start Records for this exercise

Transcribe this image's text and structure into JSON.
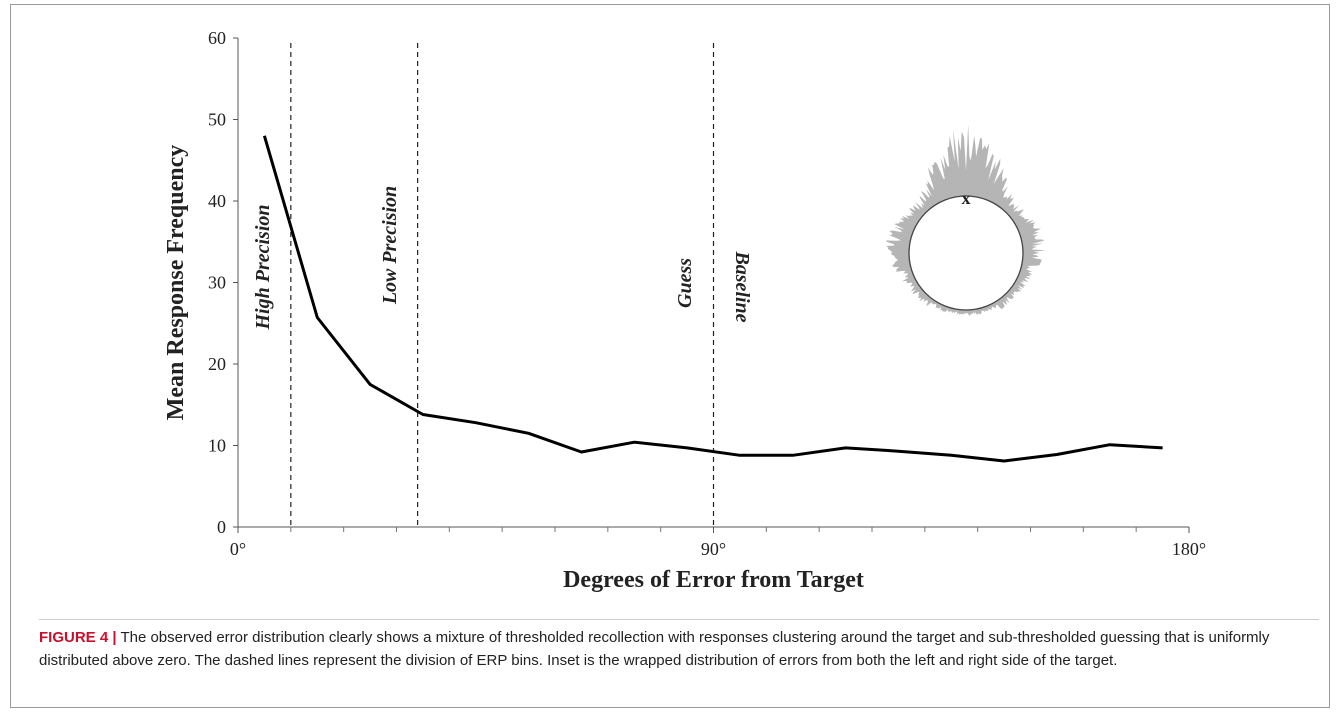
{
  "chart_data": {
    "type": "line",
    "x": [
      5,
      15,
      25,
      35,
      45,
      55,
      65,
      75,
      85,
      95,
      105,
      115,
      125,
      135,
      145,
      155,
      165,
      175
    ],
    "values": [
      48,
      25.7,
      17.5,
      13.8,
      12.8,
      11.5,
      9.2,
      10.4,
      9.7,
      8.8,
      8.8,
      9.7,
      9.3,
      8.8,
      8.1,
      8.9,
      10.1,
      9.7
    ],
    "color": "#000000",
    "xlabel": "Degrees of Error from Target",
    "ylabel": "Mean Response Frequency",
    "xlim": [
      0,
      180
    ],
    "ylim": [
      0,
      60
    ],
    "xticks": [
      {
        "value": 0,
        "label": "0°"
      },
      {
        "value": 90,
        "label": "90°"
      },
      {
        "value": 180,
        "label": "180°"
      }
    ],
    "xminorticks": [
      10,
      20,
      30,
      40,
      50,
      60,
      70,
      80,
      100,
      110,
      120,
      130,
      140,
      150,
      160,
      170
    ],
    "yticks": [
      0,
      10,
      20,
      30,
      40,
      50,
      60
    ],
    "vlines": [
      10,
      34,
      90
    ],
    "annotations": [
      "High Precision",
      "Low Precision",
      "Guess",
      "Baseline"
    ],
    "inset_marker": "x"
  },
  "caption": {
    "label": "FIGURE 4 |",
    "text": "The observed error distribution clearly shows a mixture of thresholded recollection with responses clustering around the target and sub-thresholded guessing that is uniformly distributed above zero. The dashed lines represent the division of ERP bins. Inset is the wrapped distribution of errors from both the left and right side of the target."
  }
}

end Records for this exercise

Task details.
Print each of the records above exactly as written, leaving no picture in the copy.

Exercise answer.
Transcribe this image's text and structure into JSON.
{
  "chart_data": {
    "type": "line",
    "x": [
      5,
      15,
      25,
      35,
      45,
      55,
      65,
      75,
      85,
      95,
      105,
      115,
      125,
      135,
      145,
      155,
      165,
      175
    ],
    "values": [
      48,
      25.7,
      17.5,
      13.8,
      12.8,
      11.5,
      9.2,
      10.4,
      9.7,
      8.8,
      8.8,
      9.7,
      9.3,
      8.8,
      8.1,
      8.9,
      10.1,
      9.7
    ],
    "color": "#000000",
    "xlabel": "Degrees of Error from Target",
    "ylabel": "Mean Response Frequency",
    "xlim": [
      0,
      180
    ],
    "ylim": [
      0,
      60
    ],
    "xticks": [
      {
        "value": 0,
        "label": "0°"
      },
      {
        "value": 90,
        "label": "90°"
      },
      {
        "value": 180,
        "label": "180°"
      }
    ],
    "xminorticks": [
      10,
      20,
      30,
      40,
      50,
      60,
      70,
      80,
      100,
      110,
      120,
      130,
      140,
      150,
      160,
      170
    ],
    "yticks": [
      0,
      10,
      20,
      30,
      40,
      50,
      60
    ],
    "vlines": [
      10,
      34,
      90
    ],
    "annotations": [
      "High Precision",
      "Low Precision",
      "Guess",
      "Baseline"
    ],
    "inset_marker": "x"
  },
  "caption": {
    "label": "FIGURE 4 |",
    "text": "The observed error distribution clearly shows a mixture of thresholded recollection with responses clustering around the target and sub-thresholded guessing that is uniformly distributed above zero. The dashed lines represent the division of ERP bins. Inset is the wrapped distribution of errors from both the left and right side of the target."
  }
}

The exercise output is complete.